* _GIVEN REQUEST_: Retype the material below. Keep every word exactly as it is.

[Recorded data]

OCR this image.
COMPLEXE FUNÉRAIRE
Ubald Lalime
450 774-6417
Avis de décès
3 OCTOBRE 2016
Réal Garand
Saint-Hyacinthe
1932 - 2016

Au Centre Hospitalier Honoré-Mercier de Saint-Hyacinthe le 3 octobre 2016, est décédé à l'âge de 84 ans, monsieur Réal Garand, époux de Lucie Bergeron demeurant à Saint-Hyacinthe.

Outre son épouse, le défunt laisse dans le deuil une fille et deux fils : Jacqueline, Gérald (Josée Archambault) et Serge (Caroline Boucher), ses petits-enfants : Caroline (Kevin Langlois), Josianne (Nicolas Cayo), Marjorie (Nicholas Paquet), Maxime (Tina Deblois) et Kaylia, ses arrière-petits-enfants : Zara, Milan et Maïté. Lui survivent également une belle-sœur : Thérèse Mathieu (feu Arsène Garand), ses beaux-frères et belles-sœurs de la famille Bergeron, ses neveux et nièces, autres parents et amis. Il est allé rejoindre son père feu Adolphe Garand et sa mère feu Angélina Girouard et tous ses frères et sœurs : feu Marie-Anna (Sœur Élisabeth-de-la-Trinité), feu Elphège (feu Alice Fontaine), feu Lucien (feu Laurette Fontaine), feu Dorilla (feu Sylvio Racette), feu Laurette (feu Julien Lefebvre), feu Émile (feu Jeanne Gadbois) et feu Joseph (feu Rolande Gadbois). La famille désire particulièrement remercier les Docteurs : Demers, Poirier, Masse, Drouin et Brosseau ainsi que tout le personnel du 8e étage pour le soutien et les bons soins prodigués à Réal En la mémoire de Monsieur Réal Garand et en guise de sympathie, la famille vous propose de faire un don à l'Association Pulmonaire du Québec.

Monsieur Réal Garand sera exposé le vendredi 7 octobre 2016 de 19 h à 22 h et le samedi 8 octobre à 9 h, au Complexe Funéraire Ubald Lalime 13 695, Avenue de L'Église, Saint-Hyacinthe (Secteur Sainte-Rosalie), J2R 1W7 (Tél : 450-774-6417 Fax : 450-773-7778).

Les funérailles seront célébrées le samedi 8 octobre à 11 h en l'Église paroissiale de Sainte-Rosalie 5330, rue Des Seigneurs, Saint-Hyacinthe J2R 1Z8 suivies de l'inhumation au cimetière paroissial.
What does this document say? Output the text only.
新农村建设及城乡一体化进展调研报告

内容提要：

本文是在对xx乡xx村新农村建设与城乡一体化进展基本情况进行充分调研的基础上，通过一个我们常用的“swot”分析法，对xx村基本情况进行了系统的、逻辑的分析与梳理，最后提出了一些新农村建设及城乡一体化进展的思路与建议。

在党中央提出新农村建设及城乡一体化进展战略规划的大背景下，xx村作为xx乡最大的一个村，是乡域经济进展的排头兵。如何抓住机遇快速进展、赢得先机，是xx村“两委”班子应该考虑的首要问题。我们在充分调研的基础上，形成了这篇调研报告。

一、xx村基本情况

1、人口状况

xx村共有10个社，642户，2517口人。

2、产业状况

* _SOLUTION TO THE PROBLEM_:
OCR this image.
COMPLEXE FUNÉRAIRE
Ubald Lalime
450 774-6417
Avis de décès
3 OCTOBRE 2016
Réal Garand
Saint-Hyacinthe
1932 - 2016

Au Centre Hospitalier Honoré-Mercier de Saint-Hyacinthe le 3 octobre 2016, est décédé à l'âge de 84 ans, monsieur Réal Garand, époux de Lucie Bergeron demeurant à Saint-Hyacinthe.

Outre son épouse, le défunt laisse dans le deuil une fille et deux fils : Jacqueline, Gérald (Josée Archambault) et Serge (Caroline Boucher), ses petits-enfants : Caroline (Kevin Langlois), Josianne (Nicolas Cayo), Marjorie (Nicholas Paquet), Maxime (Tina Deblois) et Kaylia, ses arrière-petits-enfants : Zara, Milan et Maïté. Lui survivent également une belle-sœur : Thérèse Mathieu (feu Arsène Garand), ses beaux-frères et belles-sœurs de la famille Bergeron, ses neveux et nièces, autres parents et amis. Il est allé rejoindre son père feu Adolphe Garand et sa mère feu Angélina Girouard et tous ses frères et sœurs : feu Marie-Anna (Sœur Élisabeth-de-la-Trinité), feu Elphège (feu Alice Fontaine), feu Lucien (feu Laurette Fontaine), feu Dorilla (feu Sylvio Racette), feu Laurette (feu Julien Lefebvre), feu Émile (feu Jeanne Gadbois) et feu Joseph (feu Rolande Gadbois). La famille désire particulièrement remercier les Docteurs : Demers, Poirier, Masse, Drouin et Brosseau ainsi que tout le personnel du 8e étage pour le soutien et les bons soins prodigués à Réal En la mémoire de Monsieur Réal Garand et en guise de sympathie, la famille vous propose de faire un don à l'Association Pulmonaire du Québec.

Monsieur Réal Garand sera exposé le vendredi 7 octobre 2016 de 19 h à 22 h et le samedi 8 octobre à 9 h, au Complexe Funéraire Ubald Lalime 13 695, Avenue de L'Église, Saint-Hyacinthe (Secteur Sainte-Rosalie), J2R 1W7 (Tél : 450-774-6417 Fax : 450-773-7778).

Les funérailles seront célébrées le samedi 8 octobre à 11 h en l'Église paroissiale de Sainte-Rosalie 5330, rue Des Seigneurs, Saint-Hyacinthe J2R 1Z8 suivies de l'inhumation au cimetière paroissial.
What does this document say? Output the text only.
新农村建设及城乡一体化进展调研报告

内容提要：

本文是在对xx乡xx村新农村建设与城乡一体化进展基本情况进行充分调研的基础上，通过一个我们常用的“swot”分析法，对xx村基本情况进行了系统的、逻辑的分析与梳理，最后提出了一些新农村建设及城乡一体化进展的思路与建议。

在党中央提出新农村建设及城乡一体化进展战略规划的大背景下，xx村作为xx乡最大的一个村，是乡域经济进展的排头兵。如何抓住机遇快速进展、赢得先机，是xx村“两委”班子应该考虑的首要问题。我们在充分调研的基础上，形成了这篇调研报告。

一、xx村基本情况

1、人口状况

xx村共有10个社，642户，2517口人。

2、产业状况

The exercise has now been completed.